* EXERCISE OBJECTIVE
Leaving out the pictures, retype all the material exactly.

===== MATERIAL TO PROCESS

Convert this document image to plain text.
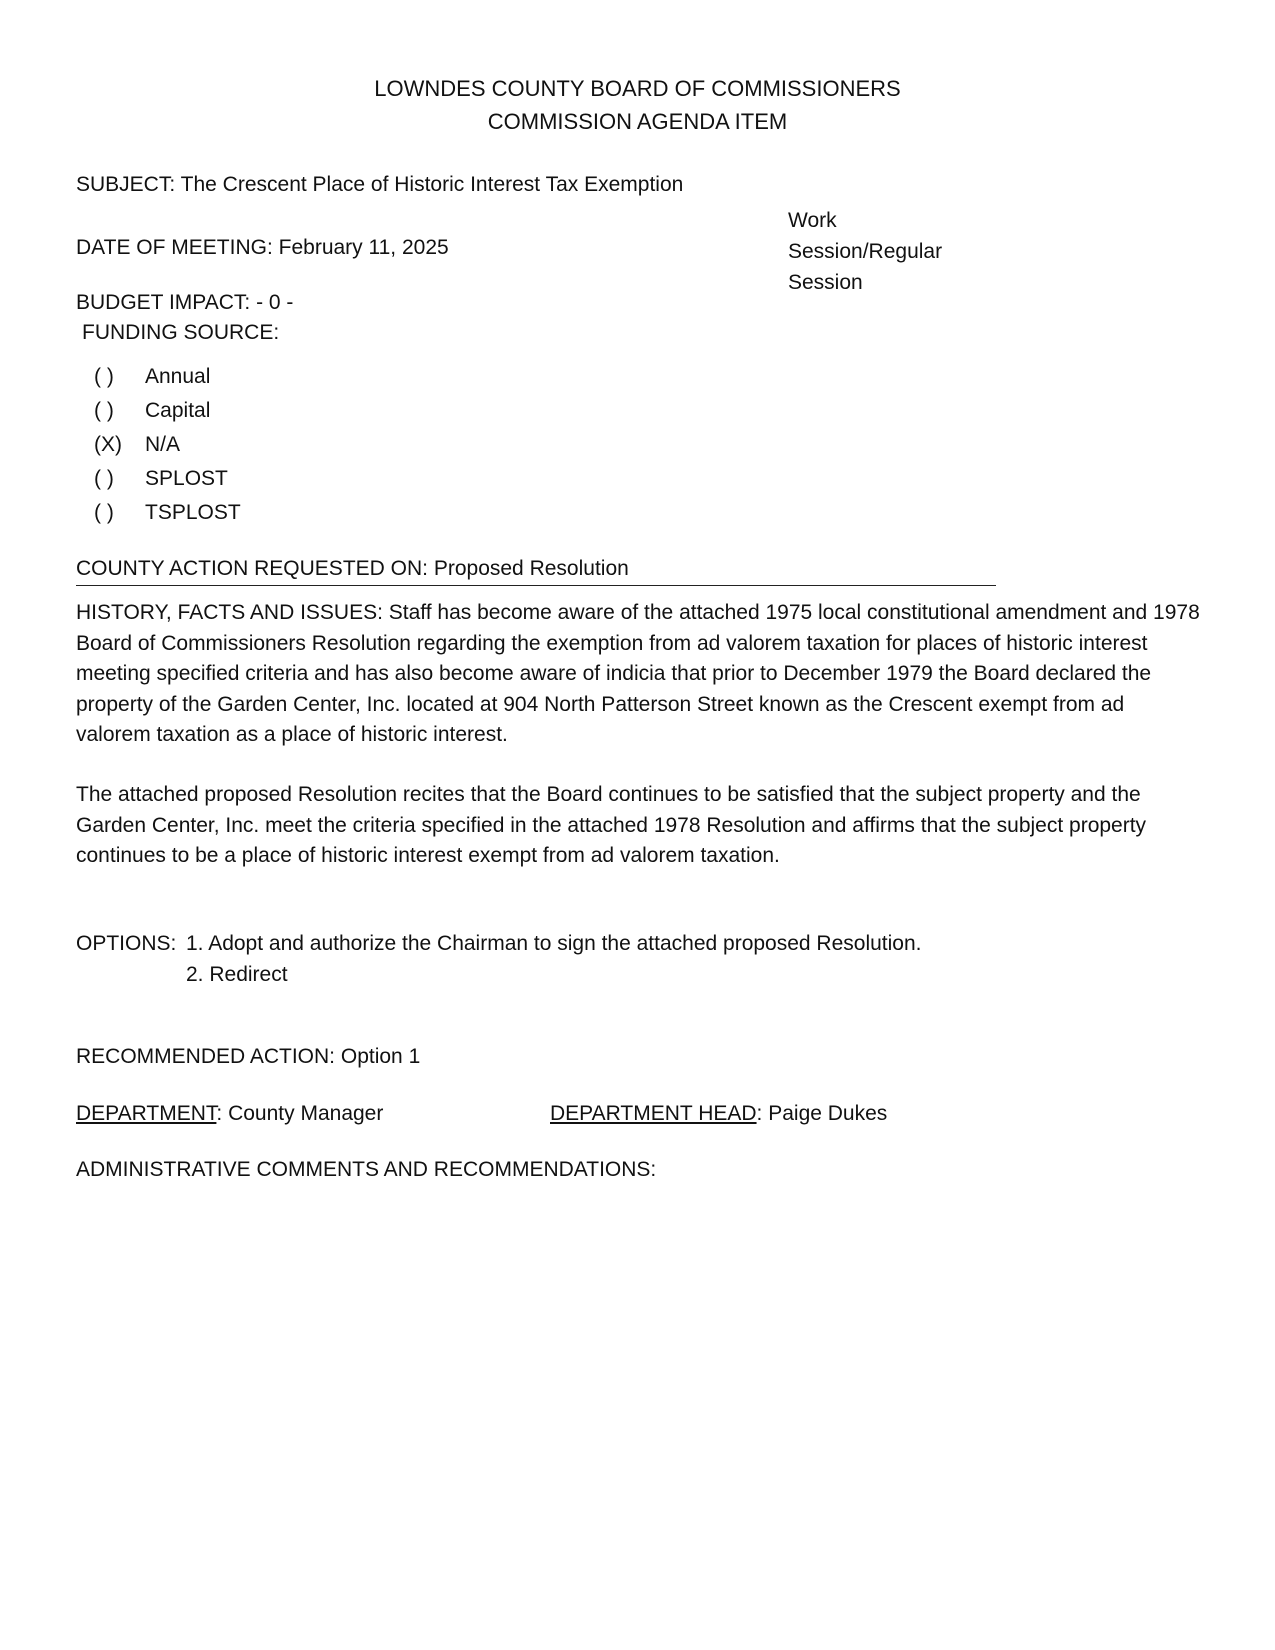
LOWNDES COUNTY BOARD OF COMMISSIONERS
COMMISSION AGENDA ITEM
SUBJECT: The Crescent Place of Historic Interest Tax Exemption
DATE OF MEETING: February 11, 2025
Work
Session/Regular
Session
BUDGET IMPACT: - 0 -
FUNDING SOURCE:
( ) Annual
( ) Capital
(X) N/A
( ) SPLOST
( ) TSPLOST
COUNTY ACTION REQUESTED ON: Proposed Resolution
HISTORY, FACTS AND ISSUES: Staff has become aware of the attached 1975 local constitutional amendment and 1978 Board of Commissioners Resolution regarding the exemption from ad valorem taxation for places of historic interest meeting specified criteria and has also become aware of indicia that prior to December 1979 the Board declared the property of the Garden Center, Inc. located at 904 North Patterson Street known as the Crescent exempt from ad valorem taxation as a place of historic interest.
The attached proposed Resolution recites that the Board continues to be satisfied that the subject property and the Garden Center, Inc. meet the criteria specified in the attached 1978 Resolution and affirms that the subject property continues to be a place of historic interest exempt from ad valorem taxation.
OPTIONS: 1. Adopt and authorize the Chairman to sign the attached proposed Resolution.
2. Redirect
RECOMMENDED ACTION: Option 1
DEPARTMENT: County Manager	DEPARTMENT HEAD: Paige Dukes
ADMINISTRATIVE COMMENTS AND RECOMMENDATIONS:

==========

* OUTPUT OF THE EXERCISE
Convert this document image to plain text.
LOWNDES COUNTY BOARD OF COMMISSIONERS
COMMISSION AGENDA ITEM
SUBJECT: The Crescent Place of Historic Interest Tax Exemption
DATE OF MEETING: February 11, 2025
Work
Session/Regular
Session
BUDGET IMPACT: - 0 -
FUNDING SOURCE:
( ) Annual
( ) Capital
(X) N/A
( ) SPLOST
( ) TSPLOST
COUNTY ACTION REQUESTED ON: Proposed Resolution
HISTORY, FACTS AND ISSUES: Staff has become aware of the attached 1975 local constitutional amendment and 1978 Board of Commissioners Resolution regarding the exemption from ad valorem taxation for places of historic interest meeting specified criteria and has also become aware of indicia that prior to December 1979 the Board declared the property of the Garden Center, Inc. located at 904 North Patterson Street known as the Crescent exempt from ad valorem taxation as a place of historic interest.
The attached proposed Resolution recites that the Board continues to be satisfied that the subject property and the Garden Center, Inc. meet the criteria specified in the attached 1978 Resolution and affirms that the subject property continues to be a place of historic interest exempt from ad valorem taxation.
OPTIONS: 1. Adopt and authorize the Chairman to sign the attached proposed Resolution.
2. Redirect
RECOMMENDED ACTION: Option 1
DEPARTMENT: County Manager	DEPARTMENT HEAD: Paige Dukes
ADMINISTRATIVE COMMENTS AND RECOMMENDATIONS:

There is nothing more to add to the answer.